---------- Given information ----------

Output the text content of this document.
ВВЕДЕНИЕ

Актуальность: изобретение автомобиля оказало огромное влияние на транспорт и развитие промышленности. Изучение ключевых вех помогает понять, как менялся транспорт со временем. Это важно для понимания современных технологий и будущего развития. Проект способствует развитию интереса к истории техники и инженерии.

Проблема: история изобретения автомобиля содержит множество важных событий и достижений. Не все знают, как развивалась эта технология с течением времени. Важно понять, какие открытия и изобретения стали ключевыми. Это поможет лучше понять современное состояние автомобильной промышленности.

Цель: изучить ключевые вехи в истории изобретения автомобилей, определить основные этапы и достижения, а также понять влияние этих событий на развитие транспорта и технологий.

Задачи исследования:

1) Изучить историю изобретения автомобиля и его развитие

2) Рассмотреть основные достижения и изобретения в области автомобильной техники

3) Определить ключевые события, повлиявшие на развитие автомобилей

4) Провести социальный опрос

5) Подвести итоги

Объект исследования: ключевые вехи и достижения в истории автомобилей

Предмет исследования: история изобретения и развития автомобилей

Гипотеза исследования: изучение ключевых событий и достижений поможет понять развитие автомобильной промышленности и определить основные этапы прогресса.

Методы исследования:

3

----------
---------- Given information ----------

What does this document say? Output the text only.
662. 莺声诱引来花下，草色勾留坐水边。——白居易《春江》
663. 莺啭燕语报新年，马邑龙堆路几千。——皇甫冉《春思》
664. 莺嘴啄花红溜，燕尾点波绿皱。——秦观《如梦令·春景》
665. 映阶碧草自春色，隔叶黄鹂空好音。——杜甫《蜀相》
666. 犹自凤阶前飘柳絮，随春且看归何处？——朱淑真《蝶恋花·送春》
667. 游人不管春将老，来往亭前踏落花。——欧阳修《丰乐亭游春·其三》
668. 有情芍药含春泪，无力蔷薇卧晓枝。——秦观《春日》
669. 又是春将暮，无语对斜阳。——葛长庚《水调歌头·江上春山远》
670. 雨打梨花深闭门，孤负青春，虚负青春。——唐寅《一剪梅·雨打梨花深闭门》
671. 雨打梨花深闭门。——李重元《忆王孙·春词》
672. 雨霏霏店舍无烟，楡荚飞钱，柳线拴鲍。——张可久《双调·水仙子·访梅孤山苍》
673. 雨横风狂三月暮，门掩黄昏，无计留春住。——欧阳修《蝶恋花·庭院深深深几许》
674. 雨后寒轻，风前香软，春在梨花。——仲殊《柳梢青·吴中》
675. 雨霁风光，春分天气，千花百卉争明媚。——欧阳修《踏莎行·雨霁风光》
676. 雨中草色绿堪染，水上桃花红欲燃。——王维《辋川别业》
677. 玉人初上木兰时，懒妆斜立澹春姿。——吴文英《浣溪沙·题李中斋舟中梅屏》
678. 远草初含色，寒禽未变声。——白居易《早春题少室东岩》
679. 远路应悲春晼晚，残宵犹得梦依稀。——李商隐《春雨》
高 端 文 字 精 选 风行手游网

----------
---------- Given information ----------

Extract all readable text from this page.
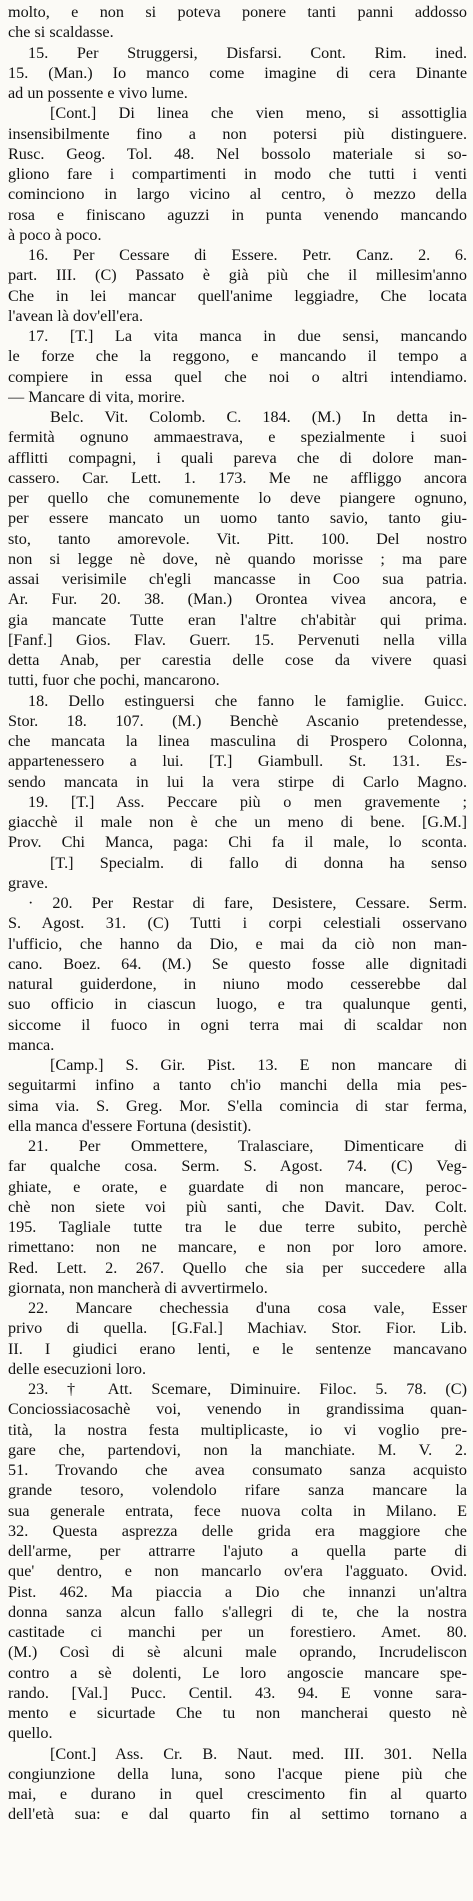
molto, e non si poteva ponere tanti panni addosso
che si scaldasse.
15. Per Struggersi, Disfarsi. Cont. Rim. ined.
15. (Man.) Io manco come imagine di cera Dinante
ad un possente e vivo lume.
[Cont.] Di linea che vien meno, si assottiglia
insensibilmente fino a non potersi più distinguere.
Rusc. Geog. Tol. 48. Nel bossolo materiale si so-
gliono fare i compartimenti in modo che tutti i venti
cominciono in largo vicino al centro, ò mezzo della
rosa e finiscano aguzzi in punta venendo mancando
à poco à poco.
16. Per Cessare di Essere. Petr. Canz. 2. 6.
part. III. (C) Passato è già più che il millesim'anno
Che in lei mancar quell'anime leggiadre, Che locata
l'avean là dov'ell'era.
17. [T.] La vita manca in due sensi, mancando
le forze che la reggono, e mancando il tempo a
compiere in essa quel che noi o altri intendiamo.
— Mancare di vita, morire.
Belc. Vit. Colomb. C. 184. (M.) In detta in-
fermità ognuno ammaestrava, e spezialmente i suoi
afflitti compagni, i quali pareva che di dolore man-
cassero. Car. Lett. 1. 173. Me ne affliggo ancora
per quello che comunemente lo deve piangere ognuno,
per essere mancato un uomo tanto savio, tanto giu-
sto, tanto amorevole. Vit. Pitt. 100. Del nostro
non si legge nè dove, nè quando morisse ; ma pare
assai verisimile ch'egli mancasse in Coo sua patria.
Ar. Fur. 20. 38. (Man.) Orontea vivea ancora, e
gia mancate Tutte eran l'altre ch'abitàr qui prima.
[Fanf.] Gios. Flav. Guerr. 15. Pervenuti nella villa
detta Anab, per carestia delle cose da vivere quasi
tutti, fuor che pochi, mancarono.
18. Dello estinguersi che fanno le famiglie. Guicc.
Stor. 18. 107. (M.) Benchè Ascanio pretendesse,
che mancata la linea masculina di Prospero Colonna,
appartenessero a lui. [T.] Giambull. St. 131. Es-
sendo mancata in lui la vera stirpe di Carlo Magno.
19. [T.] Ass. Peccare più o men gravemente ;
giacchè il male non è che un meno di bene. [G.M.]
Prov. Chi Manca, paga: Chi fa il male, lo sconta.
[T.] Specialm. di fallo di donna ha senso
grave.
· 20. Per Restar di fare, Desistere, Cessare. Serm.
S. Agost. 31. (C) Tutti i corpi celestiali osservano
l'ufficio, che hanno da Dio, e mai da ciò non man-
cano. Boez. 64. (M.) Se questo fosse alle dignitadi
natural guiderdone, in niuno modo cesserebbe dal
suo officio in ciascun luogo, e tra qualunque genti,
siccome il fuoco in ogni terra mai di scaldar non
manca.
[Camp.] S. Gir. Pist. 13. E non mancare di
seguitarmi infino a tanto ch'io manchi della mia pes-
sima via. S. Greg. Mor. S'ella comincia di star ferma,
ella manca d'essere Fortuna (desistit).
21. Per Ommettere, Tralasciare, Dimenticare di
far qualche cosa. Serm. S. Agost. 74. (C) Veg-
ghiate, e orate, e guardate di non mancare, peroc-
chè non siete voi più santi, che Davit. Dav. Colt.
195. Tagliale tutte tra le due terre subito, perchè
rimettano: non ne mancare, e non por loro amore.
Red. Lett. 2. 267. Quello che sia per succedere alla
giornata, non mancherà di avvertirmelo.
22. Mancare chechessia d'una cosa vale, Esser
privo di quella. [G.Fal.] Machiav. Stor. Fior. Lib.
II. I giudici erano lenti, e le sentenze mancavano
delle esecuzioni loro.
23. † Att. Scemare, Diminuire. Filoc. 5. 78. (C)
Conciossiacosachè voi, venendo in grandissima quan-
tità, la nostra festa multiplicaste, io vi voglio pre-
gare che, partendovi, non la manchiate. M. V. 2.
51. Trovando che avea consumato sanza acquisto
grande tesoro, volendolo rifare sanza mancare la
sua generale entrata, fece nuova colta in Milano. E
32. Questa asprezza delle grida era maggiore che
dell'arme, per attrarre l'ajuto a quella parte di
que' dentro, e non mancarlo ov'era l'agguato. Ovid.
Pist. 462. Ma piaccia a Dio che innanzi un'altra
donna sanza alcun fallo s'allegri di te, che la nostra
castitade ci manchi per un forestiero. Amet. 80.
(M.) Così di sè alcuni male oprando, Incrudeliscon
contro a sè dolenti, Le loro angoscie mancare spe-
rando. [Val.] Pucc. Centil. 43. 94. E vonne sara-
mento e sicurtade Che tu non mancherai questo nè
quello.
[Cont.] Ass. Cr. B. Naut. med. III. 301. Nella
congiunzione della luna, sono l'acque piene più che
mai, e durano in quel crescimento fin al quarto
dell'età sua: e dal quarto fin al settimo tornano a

----------

Exercise task
The answer is one number: how many lines of the material above contain "Agost".

Correct result
2